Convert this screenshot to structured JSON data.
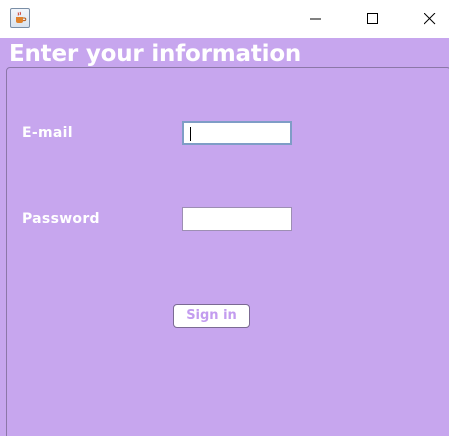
{
  "window": {
    "title": "",
    "controls": [
      "minimize-icon",
      "maximize-icon",
      "close-icon"
    ]
  },
  "header": {
    "title": "Enter your information"
  },
  "form": {
    "email_label": "E-mail",
    "email_value": "",
    "password_label": "Password",
    "password_value": "",
    "submit_label": "Sign in"
  },
  "colors": {
    "background": "#c7a6ee",
    "title_text": "#ffffff",
    "button_text": "#c39cef",
    "focus_border": "#7f9dc6"
  }
}
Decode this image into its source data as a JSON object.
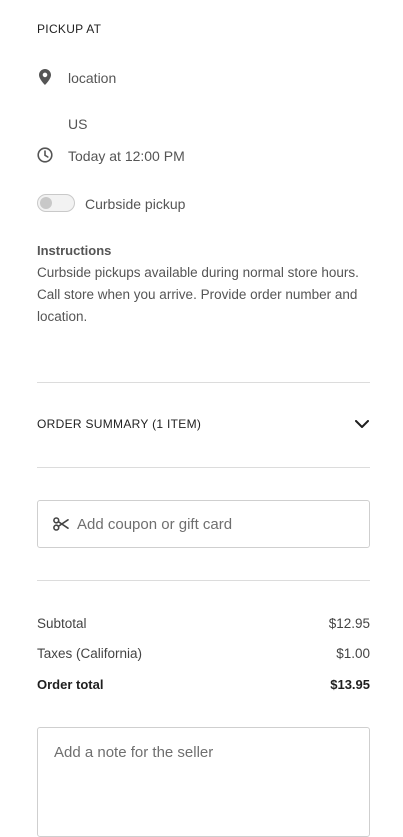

WHAT THE EXERCISE ASKS:
Pictures stay out; repeat all the rest of the records exactly.

EXERCISE RESULT:
Convert this screenshot to structured JSON data.
{
  "window": {
    "title": "",
    "controls": [
      "minimize-icon",
      "maximize-icon",
      "close-icon"
    ]
  },
  "header": {
    "title": "Enter your information"
  },
  "form": {
    "email_label": "E-mail",
    "email_value": "",
    "password_label": "Password",
    "password_value": "",
    "submit_label": "Sign in"
  },
  "colors": {
    "background": "#c7a6ee",
    "title_text": "#ffffff",
    "button_text": "#c39cef",
    "focus_border": "#7f9dc6"
  }
}
Decode this image into its source data as a JSON object.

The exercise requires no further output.